━━ INPUT MATERIAL

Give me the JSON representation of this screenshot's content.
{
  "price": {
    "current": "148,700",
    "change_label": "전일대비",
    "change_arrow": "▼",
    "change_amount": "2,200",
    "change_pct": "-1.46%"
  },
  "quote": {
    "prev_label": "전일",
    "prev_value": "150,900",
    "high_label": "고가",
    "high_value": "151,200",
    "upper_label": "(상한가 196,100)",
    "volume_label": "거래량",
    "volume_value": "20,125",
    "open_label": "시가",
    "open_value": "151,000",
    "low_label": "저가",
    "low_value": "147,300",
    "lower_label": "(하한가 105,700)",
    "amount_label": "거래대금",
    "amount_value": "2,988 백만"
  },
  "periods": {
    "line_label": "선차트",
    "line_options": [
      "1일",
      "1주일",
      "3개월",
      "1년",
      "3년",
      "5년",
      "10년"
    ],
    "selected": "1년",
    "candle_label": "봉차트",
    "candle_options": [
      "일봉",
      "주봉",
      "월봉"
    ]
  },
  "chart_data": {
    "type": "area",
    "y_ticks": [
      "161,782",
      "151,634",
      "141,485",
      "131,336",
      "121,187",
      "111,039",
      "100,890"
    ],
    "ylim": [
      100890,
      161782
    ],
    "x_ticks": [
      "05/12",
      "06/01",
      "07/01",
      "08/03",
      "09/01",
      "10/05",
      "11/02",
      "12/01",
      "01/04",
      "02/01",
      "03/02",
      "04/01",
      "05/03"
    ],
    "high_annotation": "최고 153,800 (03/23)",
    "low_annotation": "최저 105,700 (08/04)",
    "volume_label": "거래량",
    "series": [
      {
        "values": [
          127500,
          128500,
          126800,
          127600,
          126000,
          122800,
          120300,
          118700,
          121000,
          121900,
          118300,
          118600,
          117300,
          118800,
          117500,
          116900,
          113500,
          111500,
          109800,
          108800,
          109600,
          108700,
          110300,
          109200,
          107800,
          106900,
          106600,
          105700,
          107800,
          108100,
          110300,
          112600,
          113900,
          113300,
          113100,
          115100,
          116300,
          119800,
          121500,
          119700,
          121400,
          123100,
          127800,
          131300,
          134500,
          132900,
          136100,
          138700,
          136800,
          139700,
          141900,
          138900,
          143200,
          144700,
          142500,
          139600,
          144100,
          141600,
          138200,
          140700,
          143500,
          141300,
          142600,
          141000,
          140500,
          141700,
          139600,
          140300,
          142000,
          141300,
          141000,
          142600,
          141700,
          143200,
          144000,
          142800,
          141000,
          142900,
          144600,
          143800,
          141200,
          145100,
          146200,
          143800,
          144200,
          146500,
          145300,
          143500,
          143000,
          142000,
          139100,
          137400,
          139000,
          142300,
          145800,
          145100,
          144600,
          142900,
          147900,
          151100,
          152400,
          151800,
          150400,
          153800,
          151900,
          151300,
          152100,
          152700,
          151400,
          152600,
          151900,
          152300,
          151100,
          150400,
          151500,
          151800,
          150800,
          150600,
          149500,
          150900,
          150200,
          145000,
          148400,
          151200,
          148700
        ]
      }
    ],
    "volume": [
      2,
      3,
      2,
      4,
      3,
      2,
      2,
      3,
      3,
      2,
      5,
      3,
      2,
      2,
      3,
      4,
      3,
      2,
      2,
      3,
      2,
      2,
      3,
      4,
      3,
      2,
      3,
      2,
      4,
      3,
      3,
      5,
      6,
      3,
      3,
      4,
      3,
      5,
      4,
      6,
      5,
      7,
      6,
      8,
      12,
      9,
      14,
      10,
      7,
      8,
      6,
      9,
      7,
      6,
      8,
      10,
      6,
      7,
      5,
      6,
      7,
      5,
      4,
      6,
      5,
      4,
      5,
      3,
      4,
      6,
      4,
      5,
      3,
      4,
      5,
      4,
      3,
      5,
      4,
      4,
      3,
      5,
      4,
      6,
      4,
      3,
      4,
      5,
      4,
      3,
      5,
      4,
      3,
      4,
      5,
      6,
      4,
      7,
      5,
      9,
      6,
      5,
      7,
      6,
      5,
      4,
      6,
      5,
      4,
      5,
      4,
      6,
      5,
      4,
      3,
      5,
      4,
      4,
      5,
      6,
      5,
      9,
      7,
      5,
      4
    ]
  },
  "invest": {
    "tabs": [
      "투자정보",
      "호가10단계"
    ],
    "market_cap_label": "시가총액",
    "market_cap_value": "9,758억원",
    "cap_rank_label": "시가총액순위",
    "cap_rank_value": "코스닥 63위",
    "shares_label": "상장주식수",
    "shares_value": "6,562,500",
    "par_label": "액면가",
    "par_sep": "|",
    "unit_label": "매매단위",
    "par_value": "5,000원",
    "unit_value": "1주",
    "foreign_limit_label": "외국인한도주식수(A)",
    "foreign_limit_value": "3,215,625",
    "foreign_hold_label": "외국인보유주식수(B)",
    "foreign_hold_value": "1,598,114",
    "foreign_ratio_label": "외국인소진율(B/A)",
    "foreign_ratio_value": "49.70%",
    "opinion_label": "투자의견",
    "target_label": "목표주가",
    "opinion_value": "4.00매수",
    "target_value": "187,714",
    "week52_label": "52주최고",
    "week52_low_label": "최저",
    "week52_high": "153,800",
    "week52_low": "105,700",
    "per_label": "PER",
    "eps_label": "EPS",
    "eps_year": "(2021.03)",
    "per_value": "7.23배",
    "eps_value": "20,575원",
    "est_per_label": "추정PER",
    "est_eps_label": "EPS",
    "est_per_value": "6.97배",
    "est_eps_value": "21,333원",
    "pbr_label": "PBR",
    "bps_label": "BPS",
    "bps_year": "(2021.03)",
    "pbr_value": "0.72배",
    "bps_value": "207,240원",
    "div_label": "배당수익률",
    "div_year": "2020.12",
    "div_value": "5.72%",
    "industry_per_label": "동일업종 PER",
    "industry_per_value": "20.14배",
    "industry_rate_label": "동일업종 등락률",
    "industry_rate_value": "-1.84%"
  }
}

━━━━

SET TASK ▸ Only the number is needed here: how many lines of the records contain "동일업종"?

REPLY ▸ 2